> _Task details_: Your task is to reproduce the material exactly.

> _Source material_:
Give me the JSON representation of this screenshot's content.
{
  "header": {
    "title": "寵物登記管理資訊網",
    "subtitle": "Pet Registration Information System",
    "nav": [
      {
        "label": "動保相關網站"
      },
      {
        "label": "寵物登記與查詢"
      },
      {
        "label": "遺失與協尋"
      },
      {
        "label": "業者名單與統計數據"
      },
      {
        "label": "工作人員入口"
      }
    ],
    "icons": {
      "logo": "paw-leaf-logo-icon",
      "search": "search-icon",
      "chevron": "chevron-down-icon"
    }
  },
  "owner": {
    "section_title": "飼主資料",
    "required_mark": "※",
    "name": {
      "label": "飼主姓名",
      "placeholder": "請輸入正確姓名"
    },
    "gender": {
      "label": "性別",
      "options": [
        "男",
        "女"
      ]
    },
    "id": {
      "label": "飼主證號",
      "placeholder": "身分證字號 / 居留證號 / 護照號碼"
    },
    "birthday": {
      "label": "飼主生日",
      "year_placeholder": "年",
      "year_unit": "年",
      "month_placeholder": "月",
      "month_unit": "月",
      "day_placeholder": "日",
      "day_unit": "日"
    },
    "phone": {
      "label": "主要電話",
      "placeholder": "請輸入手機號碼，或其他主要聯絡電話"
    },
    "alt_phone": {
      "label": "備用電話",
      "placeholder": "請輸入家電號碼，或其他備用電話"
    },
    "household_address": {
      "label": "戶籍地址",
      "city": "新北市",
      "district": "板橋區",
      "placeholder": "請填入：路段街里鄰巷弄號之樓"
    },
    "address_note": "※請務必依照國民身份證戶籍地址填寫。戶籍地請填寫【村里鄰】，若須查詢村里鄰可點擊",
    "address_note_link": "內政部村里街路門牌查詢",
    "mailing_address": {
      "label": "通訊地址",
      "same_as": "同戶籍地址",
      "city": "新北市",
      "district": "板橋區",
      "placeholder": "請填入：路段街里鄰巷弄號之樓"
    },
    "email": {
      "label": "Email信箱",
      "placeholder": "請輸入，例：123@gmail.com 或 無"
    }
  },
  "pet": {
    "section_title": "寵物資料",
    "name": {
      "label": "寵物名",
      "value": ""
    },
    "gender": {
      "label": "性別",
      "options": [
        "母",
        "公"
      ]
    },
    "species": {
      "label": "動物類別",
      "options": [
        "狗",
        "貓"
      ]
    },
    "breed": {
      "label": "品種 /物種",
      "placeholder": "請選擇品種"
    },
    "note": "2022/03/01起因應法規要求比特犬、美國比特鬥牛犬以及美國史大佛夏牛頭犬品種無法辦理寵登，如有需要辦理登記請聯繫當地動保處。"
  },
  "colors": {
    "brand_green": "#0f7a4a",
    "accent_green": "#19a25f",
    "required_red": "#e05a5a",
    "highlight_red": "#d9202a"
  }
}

> _Task solution_:
Give me the JSON representation of this screenshot's content.
{
  "header": {
    "title": "寵物登記管理資訊網",
    "subtitle": "Pet Registration Information System",
    "nav": [
      {
        "label": "動保相關網站"
      },
      {
        "label": "寵物登記與查詢"
      },
      {
        "label": "遺失與協尋"
      },
      {
        "label": "業者名單與統計數據"
      },
      {
        "label": "工作人員入口"
      }
    ],
    "icons": {
      "logo": "paw-leaf-logo-icon",
      "search": "search-icon",
      "chevron": "chevron-down-icon"
    }
  },
  "owner": {
    "section_title": "飼主資料",
    "required_mark": "※",
    "name": {
      "label": "飼主姓名",
      "placeholder": "請輸入正確姓名"
    },
    "gender": {
      "label": "性別",
      "options": [
        "男",
        "女"
      ]
    },
    "id": {
      "label": "飼主證號",
      "placeholder": "身分證字號 / 居留證號 / 護照號碼"
    },
    "birthday": {
      "label": "飼主生日",
      "year_placeholder": "年",
      "year_unit": "年",
      "month_placeholder": "月",
      "month_unit": "月",
      "day_placeholder": "日",
      "day_unit": "日"
    },
    "phone": {
      "label": "主要電話",
      "placeholder": "請輸入手機號碼，或其他主要聯絡電話"
    },
    "alt_phone": {
      "label": "備用電話",
      "placeholder": "請輸入家電號碼，或其他備用電話"
    },
    "household_address": {
      "label": "戶籍地址",
      "city": "新北市",
      "district": "板橋區",
      "placeholder": "請填入：路段街里鄰巷弄號之樓"
    },
    "address_note": "※請務必依照國民身份證戶籍地址填寫。戶籍地請填寫【村里鄰】，若須查詢村里鄰可點擊",
    "address_note_link": "內政部村里街路門牌查詢",
    "mailing_address": {
      "label": "通訊地址",
      "same_as": "同戶籍地址",
      "city": "新北市",
      "district": "板橋區",
      "placeholder": "請填入：路段街里鄰巷弄號之樓"
    },
    "email": {
      "label": "Email信箱",
      "placeholder": "請輸入，例：123@gmail.com 或 無"
    }
  },
  "pet": {
    "section_title": "寵物資料",
    "name": {
      "label": "寵物名",
      "value": ""
    },
    "gender": {
      "label": "性別",
      "options": [
        "母",
        "公"
      ]
    },
    "species": {
      "label": "動物類別",
      "options": [
        "狗",
        "貓"
      ]
    },
    "breed": {
      "label": "品種 /物種",
      "placeholder": "請選擇品種"
    },
    "note": "2022/03/01起因應法規要求比特犬、美國比特鬥牛犬以及美國史大佛夏牛頭犬品種無法辦理寵登，如有需要辦理登記請聯繫當地動保處。"
  },
  "colors": {
    "brand_green": "#0f7a4a",
    "accent_green": "#19a25f",
    "required_red": "#e05a5a",
    "highlight_red": "#d9202a"
  }
}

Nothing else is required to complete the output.